What you need to do
Lines that contain "深化林业产权制度改革" are to be counted; give only their number.
+++ Given entries
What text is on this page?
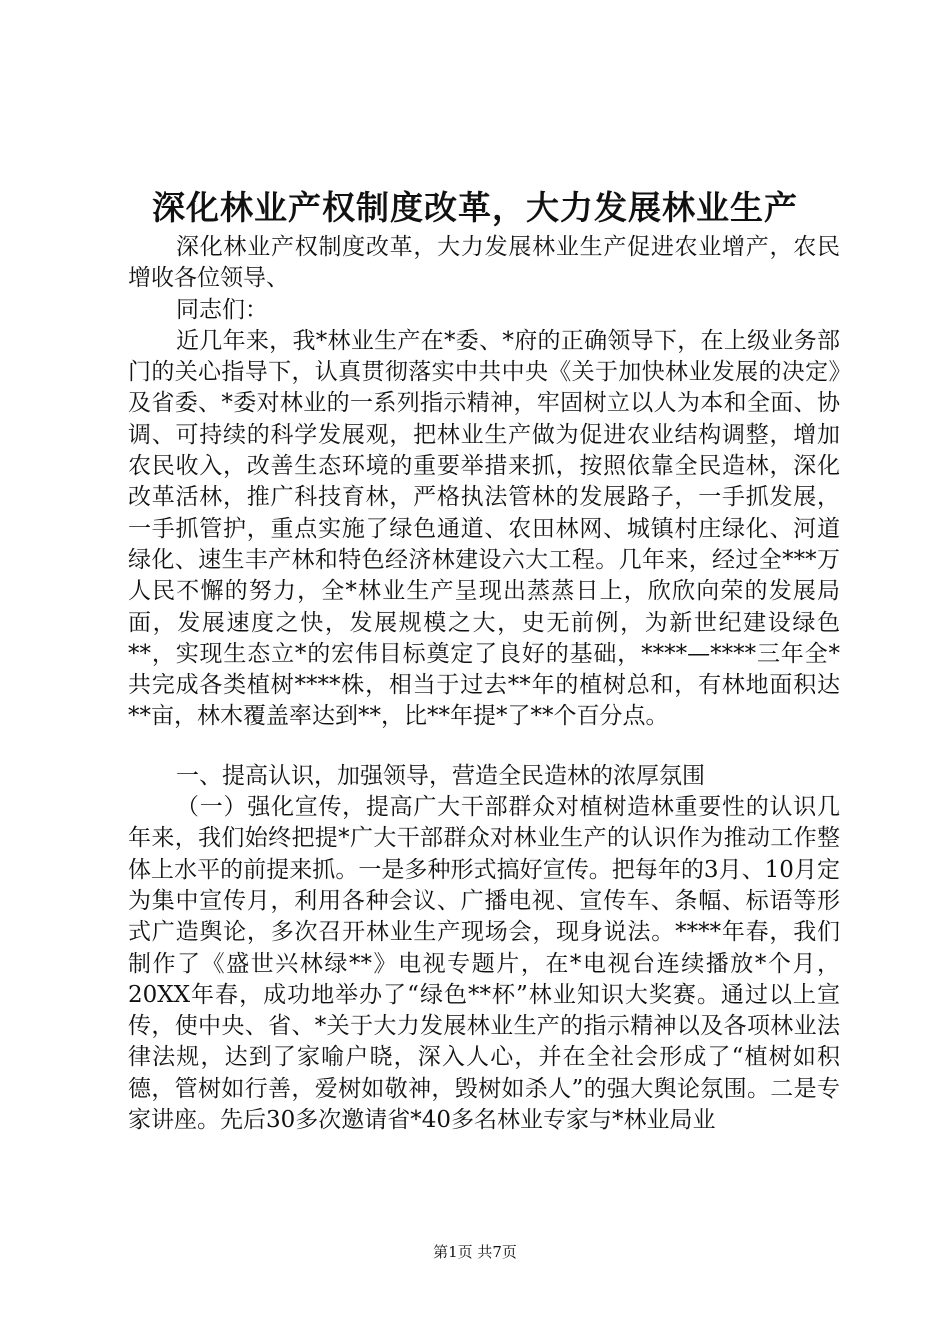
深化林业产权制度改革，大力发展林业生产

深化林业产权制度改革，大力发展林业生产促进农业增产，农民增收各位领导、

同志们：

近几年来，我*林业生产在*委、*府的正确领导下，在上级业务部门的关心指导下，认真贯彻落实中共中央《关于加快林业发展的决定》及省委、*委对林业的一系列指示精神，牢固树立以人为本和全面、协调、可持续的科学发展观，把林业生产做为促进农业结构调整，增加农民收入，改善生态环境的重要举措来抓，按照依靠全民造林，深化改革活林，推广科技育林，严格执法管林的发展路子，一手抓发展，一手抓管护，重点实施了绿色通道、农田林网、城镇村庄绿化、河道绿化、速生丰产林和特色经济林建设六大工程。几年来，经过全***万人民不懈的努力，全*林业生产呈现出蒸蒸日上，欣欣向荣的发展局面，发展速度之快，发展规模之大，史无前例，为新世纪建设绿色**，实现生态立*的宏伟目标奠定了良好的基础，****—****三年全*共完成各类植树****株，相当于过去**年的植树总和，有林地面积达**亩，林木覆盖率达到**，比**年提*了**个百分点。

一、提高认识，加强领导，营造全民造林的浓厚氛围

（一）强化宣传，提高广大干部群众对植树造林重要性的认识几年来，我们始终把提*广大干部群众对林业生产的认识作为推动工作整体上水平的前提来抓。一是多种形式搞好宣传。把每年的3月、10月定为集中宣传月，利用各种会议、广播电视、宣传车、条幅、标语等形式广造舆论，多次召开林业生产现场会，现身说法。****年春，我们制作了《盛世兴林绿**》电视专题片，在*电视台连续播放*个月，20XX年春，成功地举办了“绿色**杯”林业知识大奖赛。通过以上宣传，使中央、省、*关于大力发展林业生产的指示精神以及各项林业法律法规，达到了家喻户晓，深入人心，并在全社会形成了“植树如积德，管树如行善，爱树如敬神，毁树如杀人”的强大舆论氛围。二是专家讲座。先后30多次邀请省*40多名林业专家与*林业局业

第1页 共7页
++++++
Exercise result
2